----- Supplied records

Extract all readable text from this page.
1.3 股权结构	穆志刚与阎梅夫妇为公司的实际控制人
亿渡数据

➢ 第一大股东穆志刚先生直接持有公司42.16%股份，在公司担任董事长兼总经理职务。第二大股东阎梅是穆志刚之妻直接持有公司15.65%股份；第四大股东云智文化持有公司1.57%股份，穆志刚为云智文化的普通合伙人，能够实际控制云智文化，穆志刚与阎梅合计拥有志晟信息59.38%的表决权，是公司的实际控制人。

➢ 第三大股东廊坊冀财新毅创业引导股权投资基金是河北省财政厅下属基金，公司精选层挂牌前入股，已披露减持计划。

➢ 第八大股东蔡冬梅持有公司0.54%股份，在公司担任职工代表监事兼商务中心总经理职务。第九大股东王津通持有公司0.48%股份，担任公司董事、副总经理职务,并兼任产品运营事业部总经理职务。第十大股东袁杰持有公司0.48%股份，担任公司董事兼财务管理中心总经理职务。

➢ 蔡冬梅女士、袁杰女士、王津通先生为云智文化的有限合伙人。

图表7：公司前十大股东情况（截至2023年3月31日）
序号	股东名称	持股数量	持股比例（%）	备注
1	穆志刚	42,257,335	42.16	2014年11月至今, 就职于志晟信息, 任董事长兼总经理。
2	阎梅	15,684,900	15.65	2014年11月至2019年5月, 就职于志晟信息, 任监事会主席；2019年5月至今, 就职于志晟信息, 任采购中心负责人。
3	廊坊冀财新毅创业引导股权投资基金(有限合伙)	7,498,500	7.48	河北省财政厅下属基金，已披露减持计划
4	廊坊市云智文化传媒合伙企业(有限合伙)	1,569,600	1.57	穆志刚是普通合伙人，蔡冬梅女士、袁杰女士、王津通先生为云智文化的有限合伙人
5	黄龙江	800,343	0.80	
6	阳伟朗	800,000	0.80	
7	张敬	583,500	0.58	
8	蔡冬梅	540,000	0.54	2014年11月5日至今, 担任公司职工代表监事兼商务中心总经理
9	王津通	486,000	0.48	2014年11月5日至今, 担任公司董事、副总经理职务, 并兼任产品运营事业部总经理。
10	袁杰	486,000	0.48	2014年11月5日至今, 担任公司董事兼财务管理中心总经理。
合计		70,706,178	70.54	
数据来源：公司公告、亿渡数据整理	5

----------

**Task description**
Quote every entry exactly.

**Written solution**
Extract all readable text from this page.
1.3 股权结构	穆志刚与阎梅夫妇为公司的实际控制人
亿渡数据

➢ 第一大股东穆志刚先生直接持有公司42.16%股份，在公司担任董事长兼总经理职务。第二大股东阎梅是穆志刚之妻直接持有公司15.65%股份；第四大股东云智文化持有公司1.57%股份，穆志刚为云智文化的普通合伙人，能够实际控制云智文化，穆志刚与阎梅合计拥有志晟信息59.38%的表决权，是公司的实际控制人。

➢ 第三大股东廊坊冀财新毅创业引导股权投资基金是河北省财政厅下属基金，公司精选层挂牌前入股，已披露减持计划。

➢ 第八大股东蔡冬梅持有公司0.54%股份，在公司担任职工代表监事兼商务中心总经理职务。第九大股东王津通持有公司0.48%股份，担任公司董事、副总经理职务,并兼任产品运营事业部总经理职务。第十大股东袁杰持有公司0.48%股份，担任公司董事兼财务管理中心总经理职务。

➢ 蔡冬梅女士、袁杰女士、王津通先生为云智文化的有限合伙人。

图表7：公司前十大股东情况（截至2023年3月31日）
序号	股东名称	持股数量	持股比例（%）	备注
1	穆志刚	42,257,335	42.16	2014年11月至今, 就职于志晟信息, 任董事长兼总经理。
2	阎梅	15,684,900	15.65	2014年11月至2019年5月, 就职于志晟信息, 任监事会主席；2019年5月至今, 就职于志晟信息, 任采购中心负责人。
3	廊坊冀财新毅创业引导股权投资基金(有限合伙)	7,498,500	7.48	河北省财政厅下属基金，已披露减持计划
4	廊坊市云智文化传媒合伙企业(有限合伙)	1,569,600	1.57	穆志刚是普通合伙人，蔡冬梅女士、袁杰女士、王津通先生为云智文化的有限合伙人
5	黄龙江	800,343	0.80	
6	阳伟朗	800,000	0.80	
7	张敬	583,500	0.58	
8	蔡冬梅	540,000	0.54	2014年11月5日至今, 担任公司职工代表监事兼商务中心总经理
9	王津通	486,000	0.48	2014年11月5日至今, 担任公司董事、副总经理职务, 并兼任产品运营事业部总经理。
10	袁杰	486,000	0.48	2014年11月5日至今, 担任公司董事兼财务管理中心总经理。
合计		70,706,178	70.54	
数据来源：公司公告、亿渡数据整理	5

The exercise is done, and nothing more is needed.